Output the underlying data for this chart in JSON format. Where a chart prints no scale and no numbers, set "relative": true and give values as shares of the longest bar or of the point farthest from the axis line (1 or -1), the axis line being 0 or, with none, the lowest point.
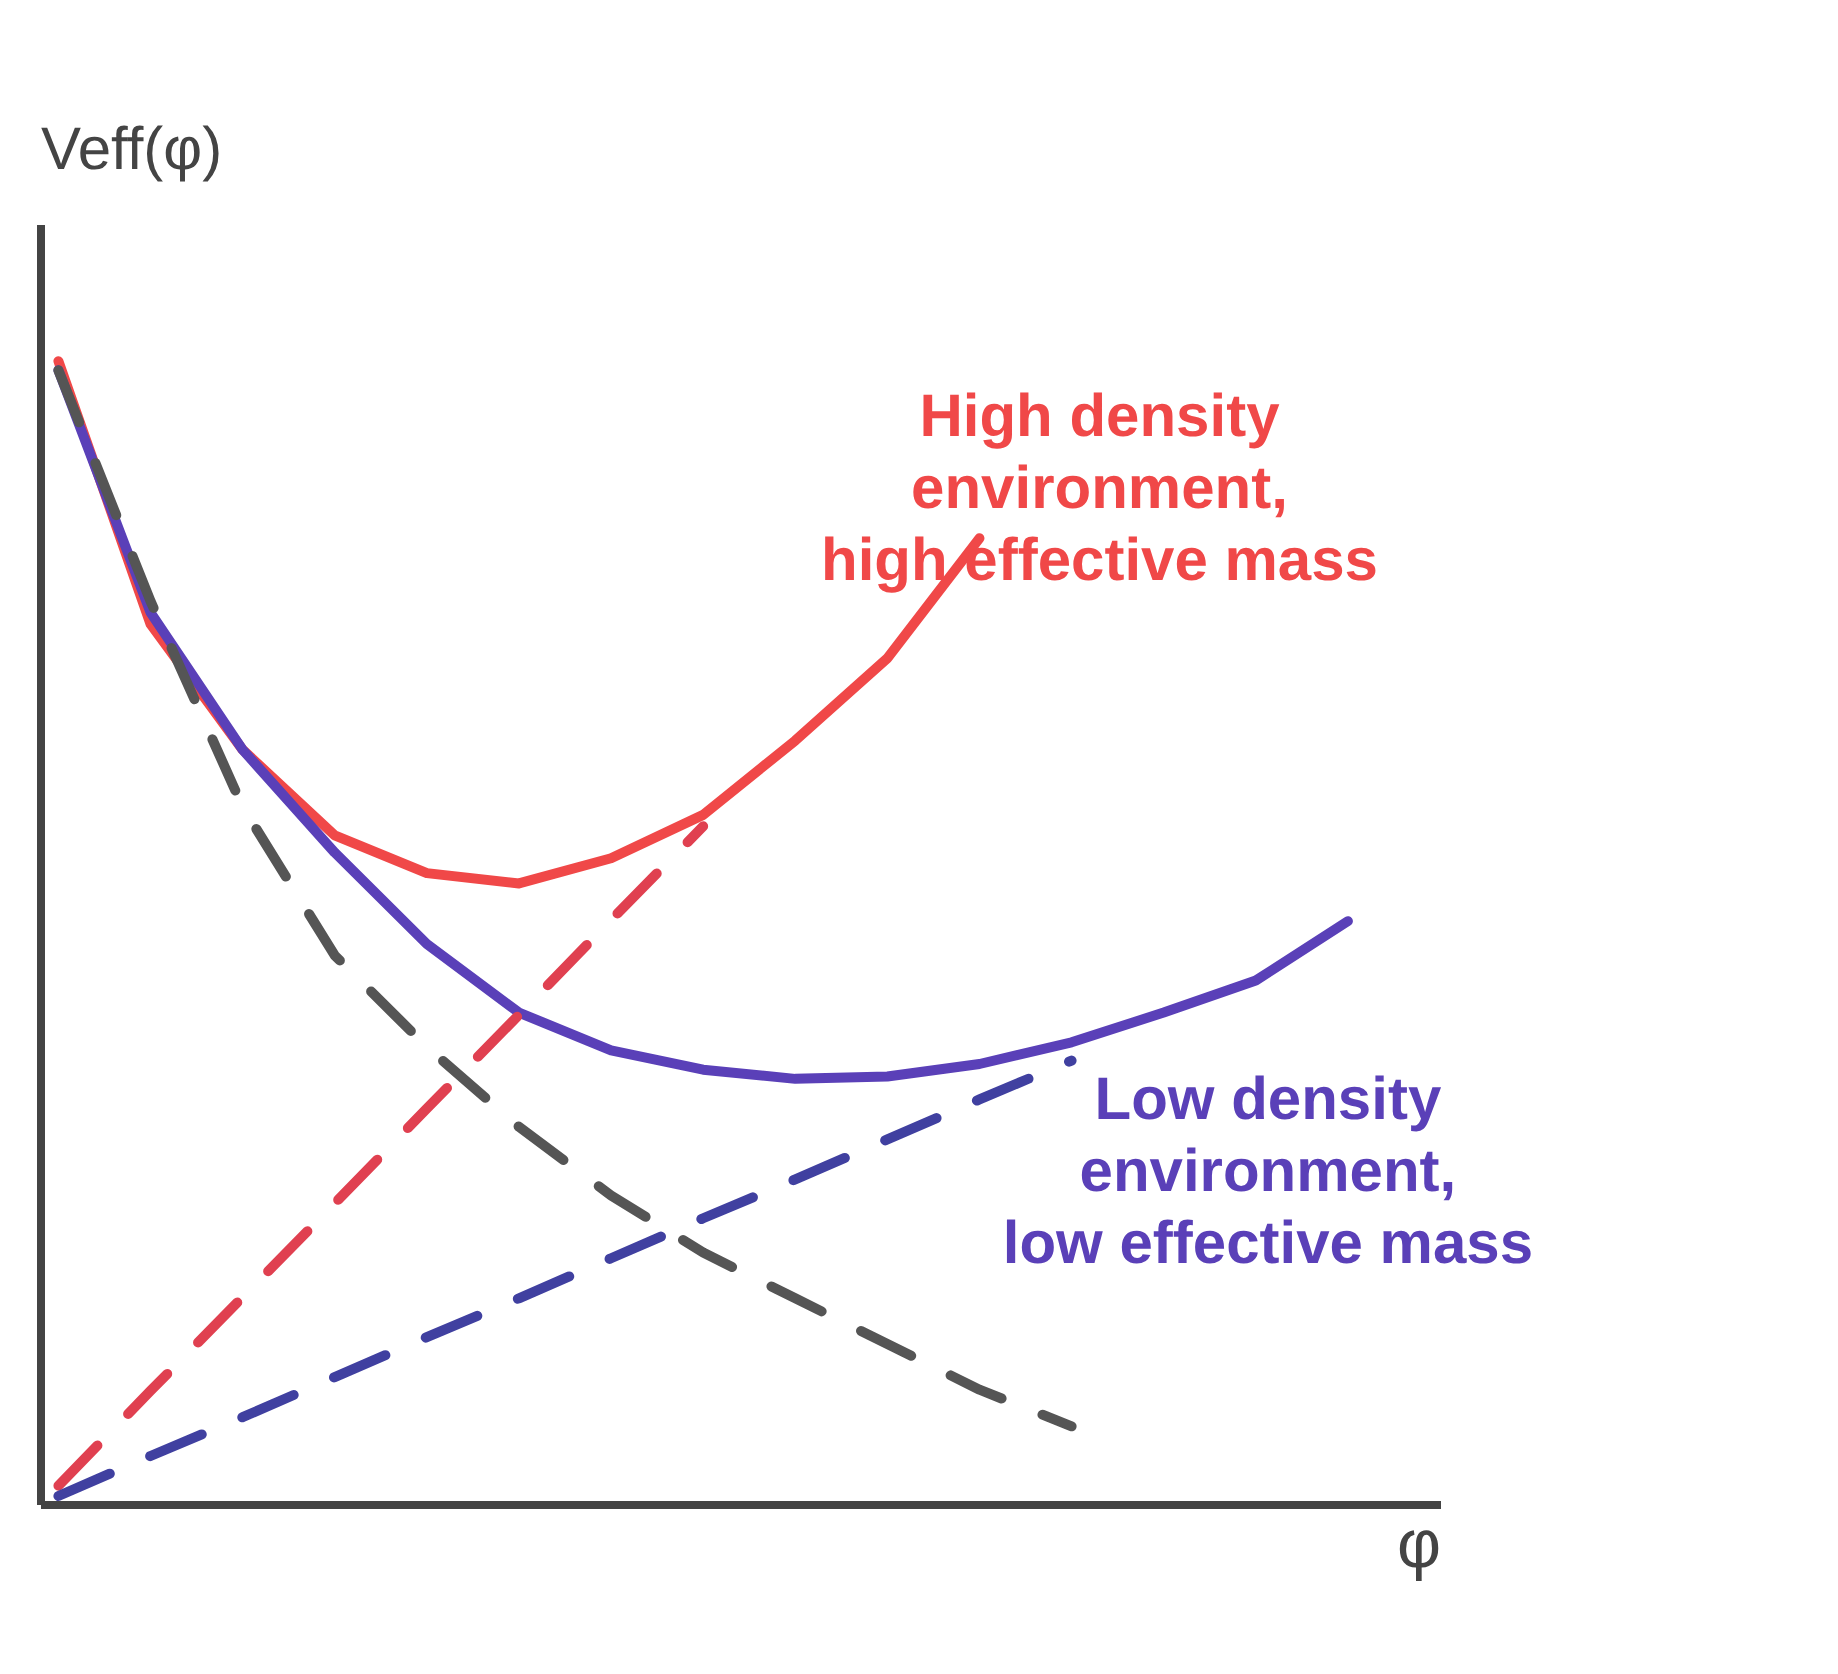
{
  "chart_data": {
    "type": "line",
    "relative": true,
    "xlabel": "φ",
    "ylabel": "Veff(φ)",
    "marker": "none",
    "categories": [
      null,
      null,
      null,
      null,
      null,
      null,
      null,
      null,
      null,
      null,
      null,
      null,
      null,
      null,
      null
    ],
    "series": [
      {
        "name": "High density environment, high effective mass",
        "color": "#f04848",
        "line_style": "solid",
        "values": [
          1.0,
          0.77,
          0.66,
          0.585,
          0.552,
          0.543,
          0.565,
          0.603,
          0.668,
          0.74,
          0.845,
          null,
          null,
          null,
          null
        ]
      },
      {
        "name": "Low density environment, low effective mass",
        "color": "#5a40b8",
        "line_style": "solid",
        "values": [
          0.992,
          0.78,
          0.66,
          0.57,
          0.49,
          0.43,
          0.397,
          0.38,
          0.372,
          0.374,
          0.385,
          0.404,
          0.43,
          0.458,
          0.51
        ]
      },
      {
        "color": "#555555",
        "line_style": "dashed",
        "values": [
          0.992,
          0.79,
          0.61,
          0.48,
          0.4,
          0.33,
          0.27,
          0.22,
          0.18,
          0.14,
          0.1,
          0.068,
          null,
          null,
          null
        ]
      },
      {
        "color": "#e04050",
        "line_style": "dashed",
        "values": [
          0.016,
          0.099,
          0.181,
          0.263,
          0.346,
          0.428,
          0.511,
          0.593,
          null,
          null,
          null,
          null,
          null,
          null,
          null
        ]
      },
      {
        "color": "#4040a0",
        "line_style": "dashed",
        "values": [
          0.007,
          0.042,
          0.076,
          0.111,
          0.146,
          0.18,
          0.215,
          0.25,
          0.284,
          0.319,
          0.354,
          0.388,
          null,
          null,
          null
        ]
      }
    ]
  }
}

################

→ Work to do:
Quote all of the entries word for word, omitting any pictures.

→ Full output:
Output the underlying data for this chart in JSON format. Where a chart prints no scale and no numbers, set "relative": true and give values as shares of the longest bar or of the point farthest from the axis line (1 or -1), the axis line being 0 or, with none, the lowest point.
{
  "chart_data": {
    "type": "line",
    "relative": true,
    "xlabel": "φ",
    "ylabel": "Veff(φ)",
    "marker": "none",
    "categories": [
      null,
      null,
      null,
      null,
      null,
      null,
      null,
      null,
      null,
      null,
      null,
      null,
      null,
      null,
      null
    ],
    "series": [
      {
        "name": "High density environment, high effective mass",
        "color": "#f04848",
        "line_style": "solid",
        "values": [
          1.0,
          0.77,
          0.66,
          0.585,
          0.552,
          0.543,
          0.565,
          0.603,
          0.668,
          0.74,
          0.845,
          null,
          null,
          null,
          null
        ]
      },
      {
        "name": "Low density environment, low effective mass",
        "color": "#5a40b8",
        "line_style": "solid",
        "values": [
          0.992,
          0.78,
          0.66,
          0.57,
          0.49,
          0.43,
          0.397,
          0.38,
          0.372,
          0.374,
          0.385,
          0.404,
          0.43,
          0.458,
          0.51
        ]
      },
      {
        "color": "#555555",
        "line_style": "dashed",
        "values": [
          0.992,
          0.79,
          0.61,
          0.48,
          0.4,
          0.33,
          0.27,
          0.22,
          0.18,
          0.14,
          0.1,
          0.068,
          null,
          null,
          null
        ]
      },
      {
        "color": "#e04050",
        "line_style": "dashed",
        "values": [
          0.016,
          0.099,
          0.181,
          0.263,
          0.346,
          0.428,
          0.511,
          0.593,
          null,
          null,
          null,
          null,
          null,
          null,
          null
        ]
      },
      {
        "color": "#4040a0",
        "line_style": "dashed",
        "values": [
          0.007,
          0.042,
          0.076,
          0.111,
          0.146,
          0.18,
          0.215,
          0.25,
          0.284,
          0.319,
          0.354,
          0.388,
          null,
          null,
          null
        ]
      }
    ]
  }
}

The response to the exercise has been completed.